━━━ TEXTO DE LECTURA
El 28 de junio del año en curso, el periodista William Echeverría tomó la decisión que recibir el Premio Metropolitano de Periodismo de algún modo arropaba las "ruinas" de una libertad de expresión plena, libre del elemento político, ideal que habría migrado del país con la acción de "cierre" de RCTV por parte del gobierno. Bajo la fanfarria del canal para el cual labora, Globovisión (el canal más politizado del país hasta el grado de fungir como partido político), declaró no poder aceptar el premio, significando con el gesto que alzaba "nuestra voz de preocupación y alerta ante la promoción de un periodismo politizado". Acto seguido, ofreció el valor del cheque a un centro de atención integral de salud que opera en Petare.
Cuatro meses después, el falconiano Magglio Ordoñez, Campeón Bate de la Liga Americana 2.007, jugando para los Tigres de Detroit, es homenajeado en la Asamblea Nacional, donde pronunció las siguientes sencilla palabras: "Primero debo agradecer a dios y quiero recordarles que este título es para todos los venezolanos". Después del acto, fue invitado y homenajeado en diferentes lugares del país, donde arrasó con los premios deportivos, obteniendo entre ellos el "Luís Aparicio".
Ahora la pregunta de rigor: ¿qué tiene que ver la chicha con la limonada? ¿A qué mezclar un ítem político -como lo denuncia el mismo periodista al hablar de su oficio- con otro deportivo, en especial con este renglón, el cual se ha idealizado como de necesaria ajenidad con el hecho político para un sano disfrute de su eventualidad? ¿Cómo comparar las proporciones de un batazo de William Echeverría con la extensión de un artículo escrito por heroico Magglio, cada uno desactivado en sendas materias?
━━━━━━
OBJETIVO DEL EJERCICIO — Transcribe del texto sobre William Echeverría y Magglio Ordoñez el fragmento que va desde "El 28 de junio" hasta "opera en Petare.".
━━━ INFORMACIÓN PROPORCIONADA
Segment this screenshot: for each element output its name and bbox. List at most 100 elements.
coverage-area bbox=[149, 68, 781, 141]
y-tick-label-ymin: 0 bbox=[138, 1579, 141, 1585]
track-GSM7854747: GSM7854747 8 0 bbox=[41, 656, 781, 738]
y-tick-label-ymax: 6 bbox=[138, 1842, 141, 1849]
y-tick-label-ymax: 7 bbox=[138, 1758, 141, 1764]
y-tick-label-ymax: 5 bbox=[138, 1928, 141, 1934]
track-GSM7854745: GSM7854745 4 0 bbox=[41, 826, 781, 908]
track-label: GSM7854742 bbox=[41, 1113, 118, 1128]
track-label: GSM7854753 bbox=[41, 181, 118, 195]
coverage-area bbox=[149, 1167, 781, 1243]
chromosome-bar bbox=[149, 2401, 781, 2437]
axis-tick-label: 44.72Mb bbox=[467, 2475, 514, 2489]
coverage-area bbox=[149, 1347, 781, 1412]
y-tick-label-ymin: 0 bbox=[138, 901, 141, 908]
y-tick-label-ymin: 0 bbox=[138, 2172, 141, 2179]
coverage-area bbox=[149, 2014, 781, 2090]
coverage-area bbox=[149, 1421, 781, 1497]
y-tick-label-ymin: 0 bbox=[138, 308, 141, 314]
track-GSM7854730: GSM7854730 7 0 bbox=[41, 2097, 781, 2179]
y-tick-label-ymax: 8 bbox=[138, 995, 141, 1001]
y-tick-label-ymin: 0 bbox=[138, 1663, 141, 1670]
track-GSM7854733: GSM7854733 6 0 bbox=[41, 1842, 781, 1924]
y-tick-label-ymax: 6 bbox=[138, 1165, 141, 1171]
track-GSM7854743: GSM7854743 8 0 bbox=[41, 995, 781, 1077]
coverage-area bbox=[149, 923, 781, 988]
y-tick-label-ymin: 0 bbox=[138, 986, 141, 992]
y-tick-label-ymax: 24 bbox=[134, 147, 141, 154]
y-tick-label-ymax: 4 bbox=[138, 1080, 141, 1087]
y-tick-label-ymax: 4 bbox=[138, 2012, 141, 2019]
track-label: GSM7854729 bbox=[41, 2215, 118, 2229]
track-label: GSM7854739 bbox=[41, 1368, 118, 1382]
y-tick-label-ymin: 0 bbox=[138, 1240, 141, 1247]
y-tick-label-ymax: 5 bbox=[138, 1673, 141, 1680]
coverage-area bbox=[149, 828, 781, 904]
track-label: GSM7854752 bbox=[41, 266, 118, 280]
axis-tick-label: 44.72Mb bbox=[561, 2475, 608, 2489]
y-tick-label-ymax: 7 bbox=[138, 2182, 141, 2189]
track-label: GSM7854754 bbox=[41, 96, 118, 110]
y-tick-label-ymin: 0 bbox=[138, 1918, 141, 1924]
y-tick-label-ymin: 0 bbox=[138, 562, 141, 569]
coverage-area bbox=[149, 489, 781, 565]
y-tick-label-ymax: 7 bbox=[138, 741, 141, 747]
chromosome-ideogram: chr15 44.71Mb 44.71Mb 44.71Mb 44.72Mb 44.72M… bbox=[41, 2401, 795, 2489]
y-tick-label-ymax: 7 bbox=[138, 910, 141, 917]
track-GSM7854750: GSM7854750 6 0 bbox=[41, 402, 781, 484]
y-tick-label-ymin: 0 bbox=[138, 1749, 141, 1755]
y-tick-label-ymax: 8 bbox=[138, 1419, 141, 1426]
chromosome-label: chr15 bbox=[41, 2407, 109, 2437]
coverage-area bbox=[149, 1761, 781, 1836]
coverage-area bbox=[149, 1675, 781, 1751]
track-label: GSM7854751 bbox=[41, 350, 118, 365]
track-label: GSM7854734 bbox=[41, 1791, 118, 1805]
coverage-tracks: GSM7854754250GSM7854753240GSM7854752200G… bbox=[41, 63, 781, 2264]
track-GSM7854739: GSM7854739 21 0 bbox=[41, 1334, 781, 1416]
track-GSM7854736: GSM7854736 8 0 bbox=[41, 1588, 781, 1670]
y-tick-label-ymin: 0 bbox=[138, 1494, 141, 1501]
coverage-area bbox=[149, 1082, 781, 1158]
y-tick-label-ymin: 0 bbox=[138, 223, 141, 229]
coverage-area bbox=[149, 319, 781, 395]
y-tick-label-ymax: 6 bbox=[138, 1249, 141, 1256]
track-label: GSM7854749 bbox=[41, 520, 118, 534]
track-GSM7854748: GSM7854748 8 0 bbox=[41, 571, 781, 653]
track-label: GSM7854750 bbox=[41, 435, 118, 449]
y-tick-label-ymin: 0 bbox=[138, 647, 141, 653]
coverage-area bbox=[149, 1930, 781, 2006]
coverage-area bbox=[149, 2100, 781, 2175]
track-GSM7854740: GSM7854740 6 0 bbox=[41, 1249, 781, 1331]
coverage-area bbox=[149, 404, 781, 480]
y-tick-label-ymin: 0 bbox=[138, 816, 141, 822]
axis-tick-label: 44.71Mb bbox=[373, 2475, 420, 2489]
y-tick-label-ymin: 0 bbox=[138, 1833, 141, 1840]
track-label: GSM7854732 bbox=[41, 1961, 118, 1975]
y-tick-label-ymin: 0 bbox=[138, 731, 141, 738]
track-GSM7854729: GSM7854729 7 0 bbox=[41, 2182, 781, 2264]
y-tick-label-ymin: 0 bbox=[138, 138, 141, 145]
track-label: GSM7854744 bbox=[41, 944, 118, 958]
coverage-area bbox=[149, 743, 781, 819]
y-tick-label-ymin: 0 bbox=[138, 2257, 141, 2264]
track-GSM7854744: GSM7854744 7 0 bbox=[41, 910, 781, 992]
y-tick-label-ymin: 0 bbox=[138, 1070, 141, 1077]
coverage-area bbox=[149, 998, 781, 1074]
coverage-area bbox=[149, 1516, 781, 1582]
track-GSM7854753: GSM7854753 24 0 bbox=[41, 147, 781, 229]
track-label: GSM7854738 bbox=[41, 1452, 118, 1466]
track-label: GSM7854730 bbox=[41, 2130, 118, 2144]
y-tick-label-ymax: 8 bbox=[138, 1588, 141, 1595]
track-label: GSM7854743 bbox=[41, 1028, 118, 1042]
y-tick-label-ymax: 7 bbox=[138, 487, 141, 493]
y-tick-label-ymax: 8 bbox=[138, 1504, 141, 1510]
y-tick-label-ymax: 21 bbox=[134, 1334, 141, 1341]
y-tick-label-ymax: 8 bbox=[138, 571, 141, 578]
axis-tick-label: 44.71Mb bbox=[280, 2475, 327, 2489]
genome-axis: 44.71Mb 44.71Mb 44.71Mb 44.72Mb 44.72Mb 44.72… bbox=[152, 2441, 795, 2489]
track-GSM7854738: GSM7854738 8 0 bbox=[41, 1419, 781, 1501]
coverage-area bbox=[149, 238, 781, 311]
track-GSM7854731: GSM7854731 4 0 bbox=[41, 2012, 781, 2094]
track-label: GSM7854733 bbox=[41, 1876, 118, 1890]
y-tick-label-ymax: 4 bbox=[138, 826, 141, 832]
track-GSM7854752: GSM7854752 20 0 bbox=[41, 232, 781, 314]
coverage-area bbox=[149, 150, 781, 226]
━━━━━━
ESPACIO DE RESPUESTA —
El 28 de junio del año en curso, el periodista William Echeverría tomó la decisión que recibir el Premio Metropolitano de Periodismo de algún modo arropaba las "ruinas" de una libertad de expresión plena, libre del elemento político, ideal que habría migrado del país con la acción de "cierre" de RCTV por parte del gobierno. Bajo la fanfarria del canal para el cual labora, Globovisión (el canal más politizado del país hasta el grado de fungir como partido político), declaró no poder aceptar el premio, significando con el gesto que alzaba "nuestra voz de preocupación y alerta ante la promoción de un periodismo politizado". Acto seguido, ofreció el valor del cheque a un centro de atención integral de salud que opera en Petare.